[Quoted passage]
-- START --

Here and Now 2 by Bashar Alhroub. Photo: Barjeel Art Foundation
Here and Now 2 by Bashar Alhroub. Photo: Barjeel Art Foundation
Here and Now 2 by Bashar Alhroub. Photo: Barjeel Art Foundation
Here and Now 2 by Bashar Alhroub. Photo: Barjeel Art Foundation

How 'engaging with current events' informed Barjeel's landmark exhibition in London


Razmig Bedirian
  • English
  • Arabic

When Sultan Al Qassemi was invited to teach a class at the School of Oriental and African Studies (SOAS) in London, the founder of the Barjeel Art Foundation saw an opportunity to implement a unique educational exercise.

SOAS is renowned for having its own purpose-built modern gallery space, a distinct feature in London’s pedagogical landscape. This inspired Al Qassemi into refashioning his class into a workshop, which culminated with SOAS students curating an exhibition that featured works from the foundation’s collection.

The exhibition, Hudood: Rethinking Boundaries, running until September 21, is a landmark event for the Barjeel Art Foundation. It marks the first time that a show by the institution has been dedicated to Arab artworks produced from 1990 onwards.

Hudood: Rethinking Boundaries is running at the SOAS Gallery until September 21. Photo: Mohamed Somji
Hudood: Rethinking Boundaries is running at the SOAS Gallery until September 21. Photo: Mohamed Somji

Several factors inspired the focus on contemporary art, Al Qassemi says. Just last year, the Barjeel Art Foundation staged an exhibition at the Christie’s head office in London. The exhibition, titled Kawkaba, presented highlights from the foundation’s robust collection of modern Arab art. As such, Al Qassemi says he wanted to shift the focus to feature the contemporary works from the foundation that are “less seen by the public”.

“I should also say that most of these students are concerned about contemporary events,” Al Qassemi says. “I felt that this is important for them to engage with current events.”

Hudood: Rethinking Boundaries presents more than 40 works by Arab artists that were produced from 1990 onwards. These include a number of notable names, including Mona Hatoum, Hayv Kahraman, Larissa Sansour, Ahmed Mater, Manal Al Dowayan and Mohamed Ahmed Ibrahim.

-- END --

[Records shown]

-- START --

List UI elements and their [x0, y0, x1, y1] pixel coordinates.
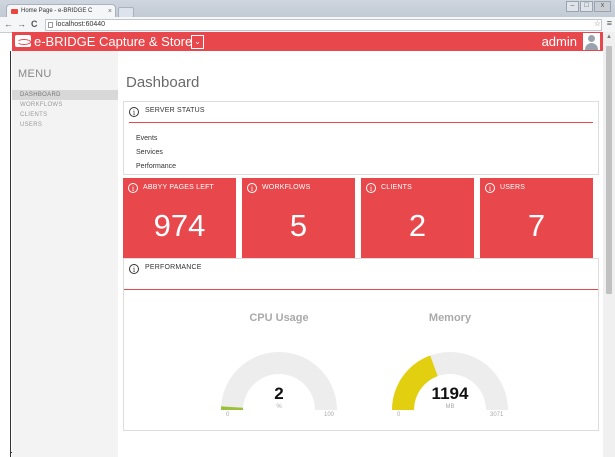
status-item-performance[interactable]: Performance [136, 163, 176, 170]
tile-value: 2 [408, 208, 427, 243]
tile-value: 7 [527, 208, 546, 243]
gauge-value: 1194 [431, 384, 469, 403]
panel-divider [124, 289, 598, 290]
performance-panel: i PERFORMANCE CPU Usage 2 % 0 100 Memory… [123, 258, 599, 431]
tile-label: CLIENTS [381, 184, 412, 191]
maximize-button[interactable]: □ [580, 1, 593, 12]
forward-button[interactable]: → [17, 19, 26, 30]
tab-title: Home Page - e-BRIDGE C [21, 8, 93, 14]
info-icon: i [247, 183, 257, 193]
url-text: localhost:60440 [56, 21, 106, 28]
tile-value: 5 [289, 208, 308, 243]
panel-header: i SERVER STATUS [124, 102, 598, 123]
scroll-thumb[interactable] [606, 46, 612, 294]
gauge-min: 0 [226, 412, 230, 418]
main-content: Dashboard i SERVER STATUS Events Service… [118, 51, 603, 457]
close-window-button[interactable]: x [594, 1, 611, 12]
page-title: Dashboard [126, 74, 200, 91]
scroll-up-icon[interactable]: ▲ [603, 32, 615, 42]
info-icon: i [129, 264, 139, 274]
info-icon: i [129, 107, 139, 117]
sidebar-item-users[interactable]: USERS [12, 120, 118, 130]
sidebar-item-clients[interactable]: CLIENTS [12, 110, 118, 120]
browser-menu-icon[interactable]: ≡ [607, 18, 612, 28]
window-controls: – □ x [566, 1, 611, 12]
sidebar: MENU DASHBOARD WORKFLOWS CLIENTS USERS [12, 51, 118, 457]
avatar-head [588, 35, 595, 42]
tile-value: 974 [153, 208, 206, 243]
app-header: e-BRIDGE Capture & Store ⌄ admin [12, 32, 603, 51]
cpu-usage-gauge: CPU Usage 2 % 0 100 [209, 312, 349, 422]
sidebar-item-dashboard[interactable]: DASHBOARD [12, 90, 118, 100]
panel-header: i PERFORMANCE [124, 259, 598, 280]
info-icon: i [128, 183, 138, 193]
gauge-max: 100 [324, 412, 335, 418]
avatar[interactable] [583, 33, 600, 50]
minimize-button[interactable]: – [566, 1, 579, 12]
url-input[interactable]: localhost:60440 [45, 19, 602, 31]
back-button[interactable]: ← [4, 19, 13, 30]
gauge-min: 0 [397, 412, 401, 418]
gauge-unit: MB [445, 404, 455, 410]
info-icon: i [485, 183, 495, 193]
bookmark-star-icon[interactable]: ☆ [594, 19, 601, 28]
browser-tab-bar: Home Page - e-BRIDGE C × – □ x [0, 0, 615, 18]
panel-title: SERVER STATUS [145, 107, 205, 114]
gauge-unit: % [276, 404, 282, 410]
avatar-body [585, 43, 598, 50]
sidebar-item-workflows[interactable]: WORKFLOWS [12, 100, 118, 110]
gauge-value: 2 [274, 384, 284, 403]
tile-label: ABBYY PAGES LEFT [143, 184, 215, 191]
memory-gauge: Memory 1194 MB 0 3071 [380, 312, 520, 422]
reload-button[interactable]: C [31, 19, 38, 30]
brand-dropdown-button[interactable]: ⌄ [191, 35, 204, 49]
panel-title: PERFORMANCE [145, 264, 202, 271]
status-item-events[interactable]: Events [136, 135, 157, 142]
address-bar: ← → C localhost:60440 ☆ ≡ [0, 17, 615, 33]
favicon-icon [11, 9, 18, 14]
tile-label: WORKFLOWS [262, 184, 311, 191]
user-menu[interactable]: admin [542, 33, 577, 50]
app-brand[interactable]: e-BRIDGE Capture & Store [34, 33, 192, 50]
server-status-panel: i SERVER STATUS Events Services Performa… [123, 101, 599, 175]
gauge-max: 3071 [490, 412, 504, 418]
status-item-services[interactable]: Services [136, 149, 163, 156]
browser-tab[interactable]: Home Page - e-BRIDGE C × [6, 4, 116, 17]
window-frame-left [10, 51, 11, 457]
panel-divider [129, 122, 593, 123]
page-icon [48, 22, 53, 28]
info-icon: i [366, 183, 376, 193]
page-scrollbar[interactable]: ▲ [603, 32, 615, 457]
sidebar-menu-title: MENU [18, 68, 52, 80]
tile-label: USERS [500, 184, 526, 191]
ebridge-logo-icon [15, 35, 31, 47]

-- END --

[Stated exercise 1]
In the article about the Hudood exhibition in London, how many works does Hudood: Rethinking Boundaries present?
[Stated exercise 2]
Carry on writing the article about the Hudood exhibition, picking up right after its final sentence.

[Exercise response 1]
More than 40 works by Arab artists produced from 1990 onwards.

[Exercise response 2]
After weeks of readings, classroom discussions and guest lectures, the students pored through the foundation’s collection of contemporary artworks. The exhibition was a way to apply what they had learnt during the workshop. Yet, selecting works was not a straightforward task.

While the Barjeel Art Foundation is well known for its sprawling body of modern Arab art, it also has more than 700 contemporary works. “We were sifting through so much,” SOAS student Chloe-Kate Abel says. “The initial approach was to choose a set of five to eight works that we were drawn to. From there, we sort of came up with, a more cohesive theme that we could synthesise all the works within.”

The thematic thread that the students drew becomes clear when considering the exhibition’s title and its artworks. Hudood, which translates from Arabic to borders, examines issues related to belonging and the identities that seek to transcend the boundaries imposed upon them. These topics are addressed in various fronts, from the material and architectural to the metaphysical.

Hudood: Rethinking Boundaries was curated entirely by students at London's School of Oriental and African Studies. Photo: Mohamed Somji
Hudood: Rethinking Boundaries was curated entirely by students at London's School of Oriental and African Studies. Photo: Mohamed Somji

In Here and Now 2, for instance, Bashar Alhroub examines the tensions of being a Palestinian who has moved abroad.

The artist began the Here and Now series in 2010, when he was a student at the Winchester School of Art. He had sought to visually evoke the schism he felt after he relocated to the UK, where he was no longer subject to the Israeli checkpoints and travel restrictions he faced in Palestine.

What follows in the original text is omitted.